- **THE TASK**:
Only the number is needed: how many lines of the records include "Kansas"?

(Stored entries)
[start]
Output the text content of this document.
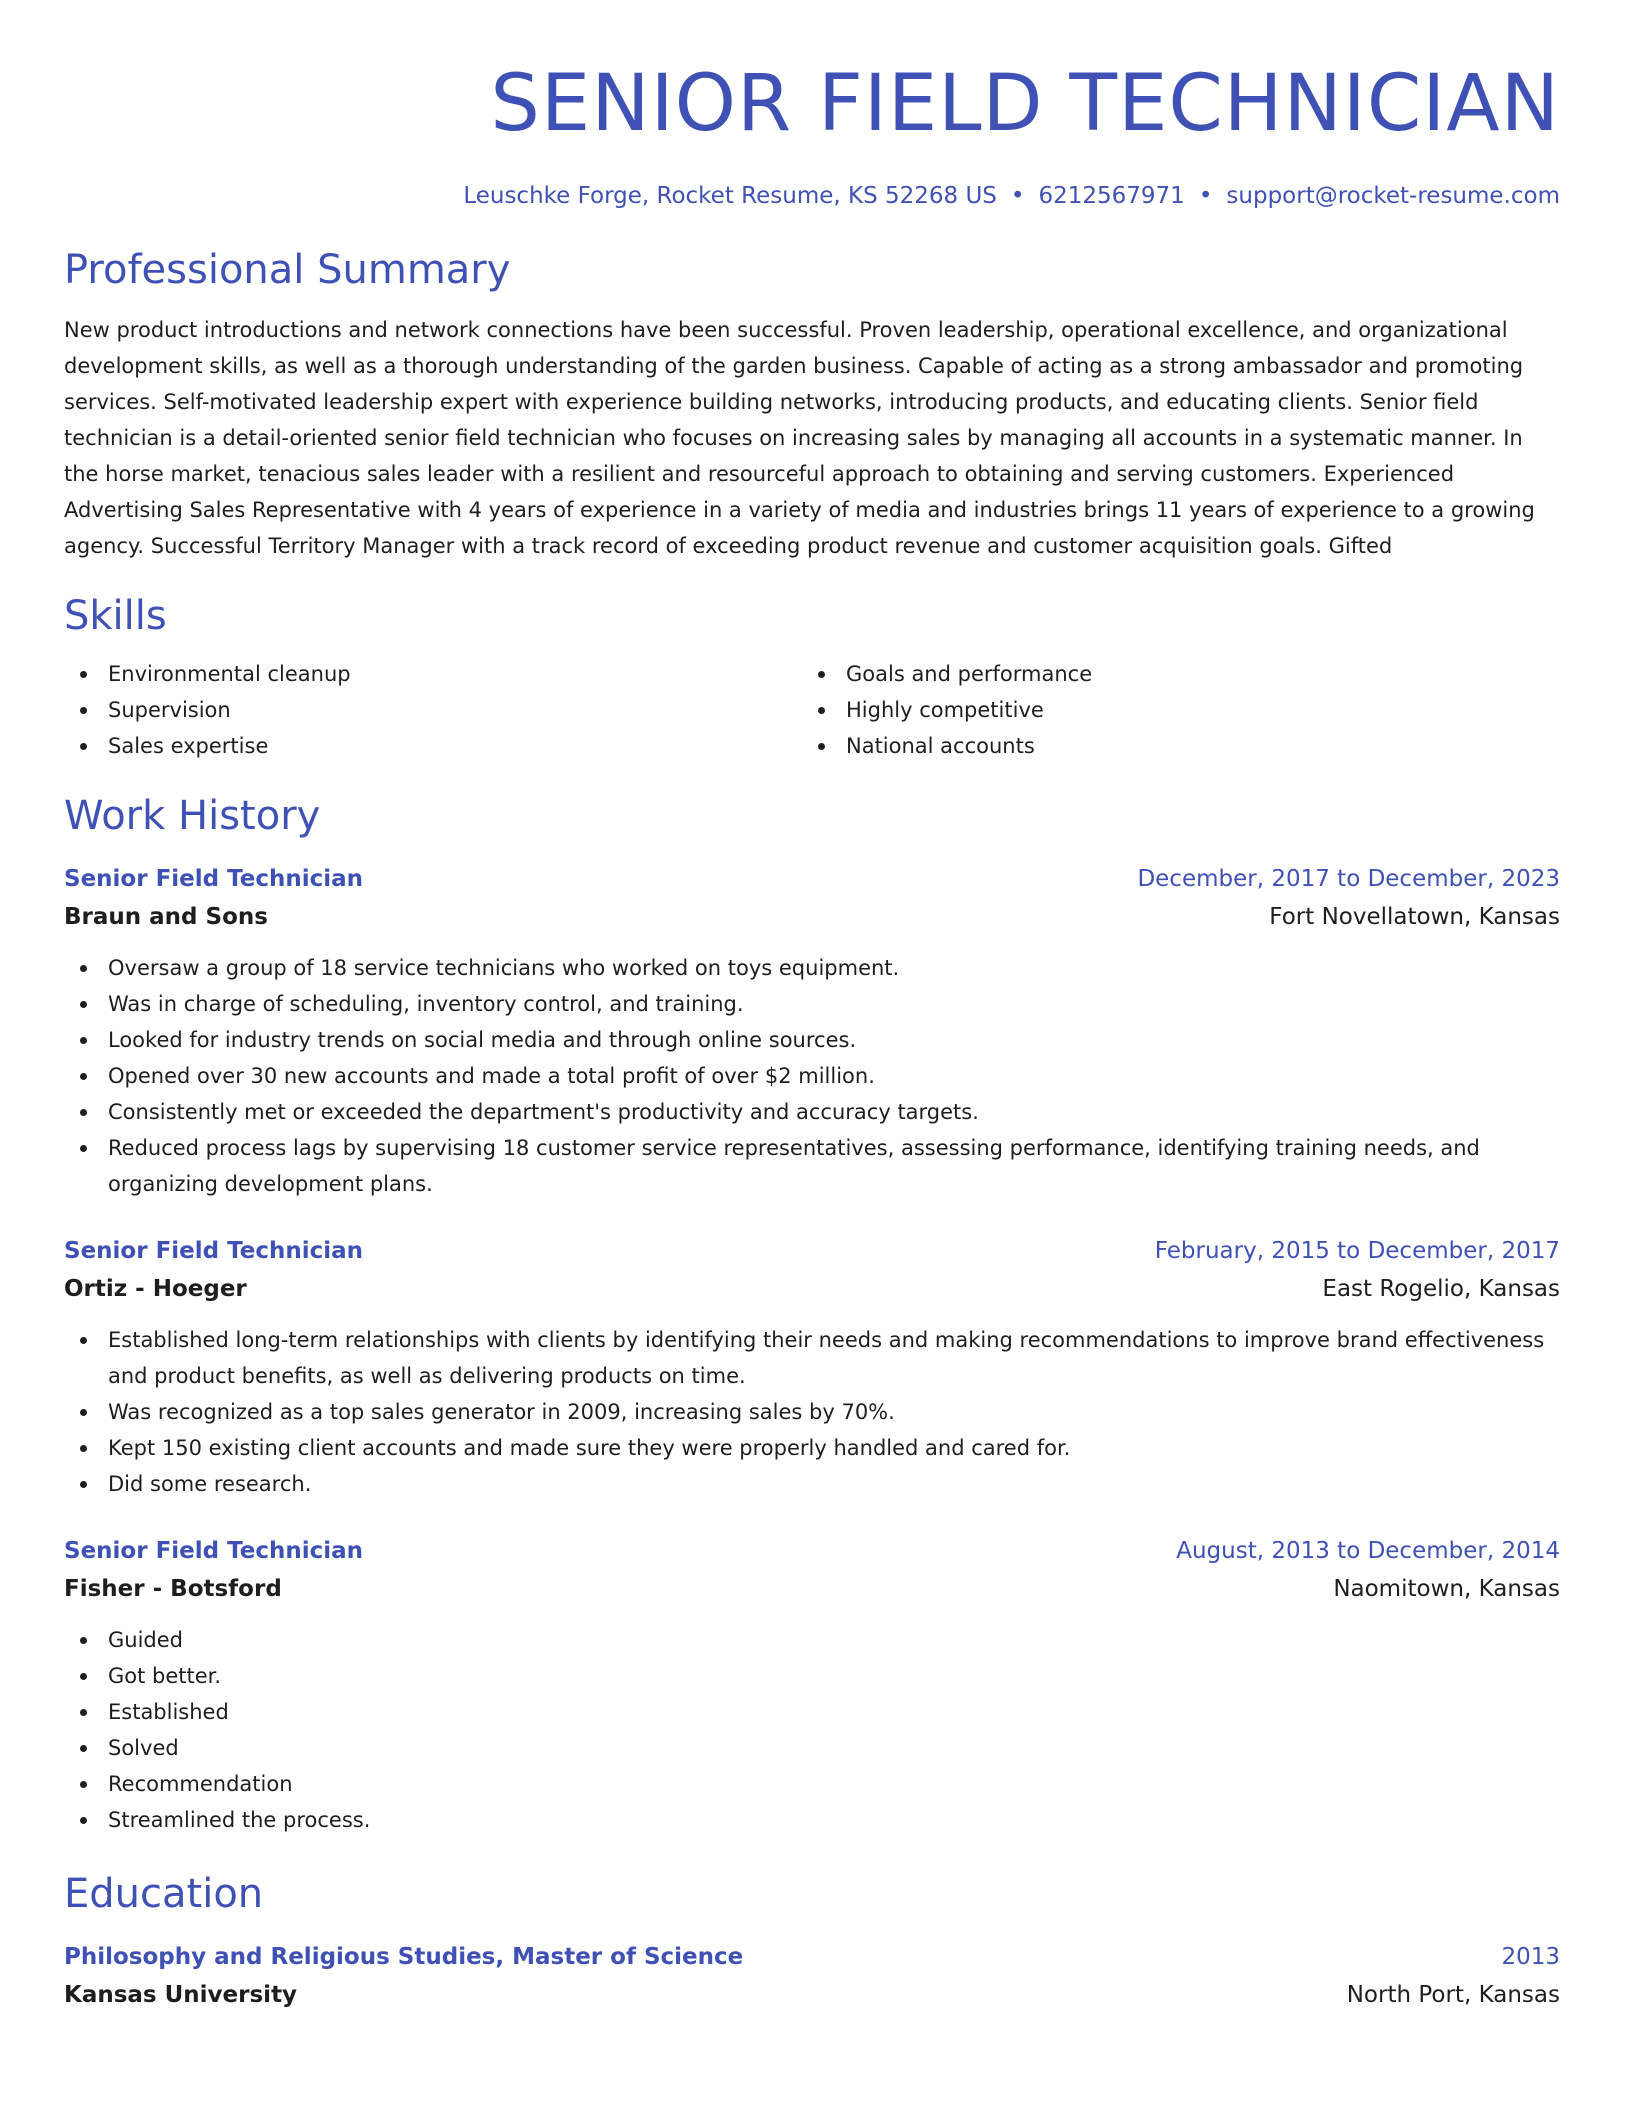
SENIOR FIELD TECHNICIAN
Leuschke Forge, Rocket Resume, KS 52268 US • 6212567971 • support@rocket-resume.com
Professional Summary

New product introductions and network connections have been successful. Proven leadership, operational excellence, and organizational development skills, as well as a thorough understanding of the garden business. Capable of acting as a strong ambassador and promoting services. Self-motivated leadership expert with experience building networks, introducing products, and educating clients. Senior field technician is a detail-oriented senior field technician who focuses on increasing sales by managing all accounts in a systematic manner. In the horse market, tenacious sales leader with a resilient and resourceful approach to obtaining and serving customers. Experienced Advertising Sales Representative with 4 years of experience in a variety of media and industries brings 11 years of experience to a growing agency. Successful Territory Manager with a track record of exceeding product revenue and customer acquisition goals. Gifted

Skills
Environmental cleanup
Supervision
Sales expertise
Goals and performance
Highly competitive
National accounts
Work History
Senior Field Technician	December, 2017 to December, 2023
Braun and Sons	Fort Novellatown, Kansas
Oversaw a group of 18 service technicians who worked on toys equipment.
Was in charge of scheduling, inventory control, and training.
Looked for industry trends on social media and through online sources.
Opened over 30 new accounts and made a total profit of over $2 million.
Consistently met or exceeded the department's productivity and accuracy targets.
Reduced process lags by supervising 18 customer service representatives, assessing performance, identifying training needs, and organizing development plans.
Senior Field Technician	February, 2015 to December, 2017
Ortiz - Hoeger	East Rogelio, Kansas
Established long-term relationships with clients by identifying their needs and making recommendations to improve brand effectiveness and product benefits, as well as delivering products on time.
Was recognized as a top sales generator in 2009, increasing sales by 70%.
Kept 150 existing client accounts and made sure they were properly handled and cared for.
Did some research.
Senior Field Technician	August, 2013 to December, 2014
Fisher - Botsford	Naomitown, Kansas
Guided
Got better.
Established
Solved
Recommendation
Streamlined the process.
Education
Philosophy and Religious Studies, Master of Science	2013
Kansas University	North Port, Kansas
[end]
- **EXPECTED OUTPUT**:
4